▸ Directions for this task
Transcribe the entries below exactly.

▸ Given records

——

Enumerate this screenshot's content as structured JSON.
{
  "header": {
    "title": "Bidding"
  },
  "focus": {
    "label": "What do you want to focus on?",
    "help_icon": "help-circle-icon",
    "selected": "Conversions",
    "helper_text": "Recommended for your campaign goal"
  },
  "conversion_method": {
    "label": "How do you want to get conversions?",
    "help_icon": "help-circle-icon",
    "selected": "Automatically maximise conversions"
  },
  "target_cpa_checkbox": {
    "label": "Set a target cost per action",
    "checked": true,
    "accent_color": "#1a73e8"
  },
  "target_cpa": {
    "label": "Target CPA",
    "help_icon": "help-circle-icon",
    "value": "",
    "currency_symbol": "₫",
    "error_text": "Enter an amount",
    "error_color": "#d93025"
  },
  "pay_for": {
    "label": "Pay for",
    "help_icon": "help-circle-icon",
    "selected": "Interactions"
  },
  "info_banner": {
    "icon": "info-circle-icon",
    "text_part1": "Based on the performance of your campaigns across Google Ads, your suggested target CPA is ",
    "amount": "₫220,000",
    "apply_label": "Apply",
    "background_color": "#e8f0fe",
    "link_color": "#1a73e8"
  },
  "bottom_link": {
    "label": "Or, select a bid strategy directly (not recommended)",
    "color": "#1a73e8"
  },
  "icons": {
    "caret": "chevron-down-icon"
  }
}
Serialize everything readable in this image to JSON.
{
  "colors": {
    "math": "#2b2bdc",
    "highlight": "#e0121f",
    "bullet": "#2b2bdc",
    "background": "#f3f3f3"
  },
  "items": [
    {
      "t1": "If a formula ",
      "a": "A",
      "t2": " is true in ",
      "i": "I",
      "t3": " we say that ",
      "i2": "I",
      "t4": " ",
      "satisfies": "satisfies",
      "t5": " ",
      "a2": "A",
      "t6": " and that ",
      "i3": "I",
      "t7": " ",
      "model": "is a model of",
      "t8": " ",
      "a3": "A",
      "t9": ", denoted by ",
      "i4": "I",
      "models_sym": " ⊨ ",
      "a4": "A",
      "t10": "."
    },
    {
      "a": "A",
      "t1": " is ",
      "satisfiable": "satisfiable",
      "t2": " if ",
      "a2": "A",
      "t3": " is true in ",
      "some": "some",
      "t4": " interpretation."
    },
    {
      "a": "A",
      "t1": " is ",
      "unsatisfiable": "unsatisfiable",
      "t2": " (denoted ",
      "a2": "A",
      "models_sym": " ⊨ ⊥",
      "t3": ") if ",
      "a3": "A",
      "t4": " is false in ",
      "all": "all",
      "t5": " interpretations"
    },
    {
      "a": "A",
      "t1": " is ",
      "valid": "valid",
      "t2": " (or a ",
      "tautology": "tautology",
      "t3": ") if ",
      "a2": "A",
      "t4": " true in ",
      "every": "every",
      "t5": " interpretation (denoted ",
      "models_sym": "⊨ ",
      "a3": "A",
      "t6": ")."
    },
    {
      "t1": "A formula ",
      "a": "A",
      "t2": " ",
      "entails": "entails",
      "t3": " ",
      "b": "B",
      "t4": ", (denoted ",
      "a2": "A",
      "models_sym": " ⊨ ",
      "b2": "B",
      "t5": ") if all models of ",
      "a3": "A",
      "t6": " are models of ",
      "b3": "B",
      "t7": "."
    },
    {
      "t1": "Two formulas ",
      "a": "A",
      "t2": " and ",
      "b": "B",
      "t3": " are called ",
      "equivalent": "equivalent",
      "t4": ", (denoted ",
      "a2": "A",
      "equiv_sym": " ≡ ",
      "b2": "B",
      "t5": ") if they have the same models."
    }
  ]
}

——

▸ Finished task
Enumerate this screenshot's content as structured JSON.
{
  "header": {
    "title": "Bidding"
  },
  "focus": {
    "label": "What do you want to focus on?",
    "help_icon": "help-circle-icon",
    "selected": "Conversions",
    "helper_text": "Recommended for your campaign goal"
  },
  "conversion_method": {
    "label": "How do you want to get conversions?",
    "help_icon": "help-circle-icon",
    "selected": "Automatically maximise conversions"
  },
  "target_cpa_checkbox": {
    "label": "Set a target cost per action",
    "checked": true,
    "accent_color": "#1a73e8"
  },
  "target_cpa": {
    "label": "Target CPA",
    "help_icon": "help-circle-icon",
    "value": "",
    "currency_symbol": "₫",
    "error_text": "Enter an amount",
    "error_color": "#d93025"
  },
  "pay_for": {
    "label": "Pay for",
    "help_icon": "help-circle-icon",
    "selected": "Interactions"
  },
  "info_banner": {
    "icon": "info-circle-icon",
    "text_part1": "Based on the performance of your campaigns across Google Ads, your suggested target CPA is ",
    "amount": "₫220,000",
    "apply_label": "Apply",
    "background_color": "#e8f0fe",
    "link_color": "#1a73e8"
  },
  "bottom_link": {
    "label": "Or, select a bid strategy directly (not recommended)",
    "color": "#1a73e8"
  },
  "icons": {
    "caret": "chevron-down-icon"
  }
}
Serialize everything readable in this image to JSON.
{
  "colors": {
    "math": "#2b2bdc",
    "highlight": "#e0121f",
    "bullet": "#2b2bdc",
    "background": "#f3f3f3"
  },
  "items": [
    {
      "t1": "If a formula ",
      "a": "A",
      "t2": " is true in ",
      "i": "I",
      "t3": " we say that ",
      "i2": "I",
      "t4": " ",
      "satisfies": "satisfies",
      "t5": " ",
      "a2": "A",
      "t6": " and that ",
      "i3": "I",
      "t7": " ",
      "model": "is a model of",
      "t8": " ",
      "a3": "A",
      "t9": ", denoted by ",
      "i4": "I",
      "models_sym": " ⊨ ",
      "a4": "A",
      "t10": "."
    },
    {
      "a": "A",
      "t1": " is ",
      "satisfiable": "satisfiable",
      "t2": " if ",
      "a2": "A",
      "t3": " is true in ",
      "some": "some",
      "t4": " interpretation."
    },
    {
      "a": "A",
      "t1": " is ",
      "unsatisfiable": "unsatisfiable",
      "t2": " (denoted ",
      "a2": "A",
      "models_sym": " ⊨ ⊥",
      "t3": ") if ",
      "a3": "A",
      "t4": " is false in ",
      "all": "all",
      "t5": " interpretations"
    },
    {
      "a": "A",
      "t1": " is ",
      "valid": "valid",
      "t2": " (or a ",
      "tautology": "tautology",
      "t3": ") if ",
      "a2": "A",
      "t4": " true in ",
      "every": "every",
      "t5": " interpretation (denoted ",
      "models_sym": "⊨ ",
      "a3": "A",
      "t6": ")."
    },
    {
      "t1": "A formula ",
      "a": "A",
      "t2": " ",
      "entails": "entails",
      "t3": " ",
      "b": "B",
      "t4": ", (denoted ",
      "a2": "A",
      "models_sym": " ⊨ ",
      "b2": "B",
      "t5": ") if all models of ",
      "a3": "A",
      "t6": " are models of ",
      "b3": "B",
      "t7": "."
    },
    {
      "t1": "Two formulas ",
      "a": "A",
      "t2": " and ",
      "b": "B",
      "t3": " are called ",
      "equivalent": "equivalent",
      "t4": ", (denoted ",
      "a2": "A",
      "equiv_sym": " ≡ ",
      "b2": "B",
      "t5": ") if they have the same models."
    }
  ]
}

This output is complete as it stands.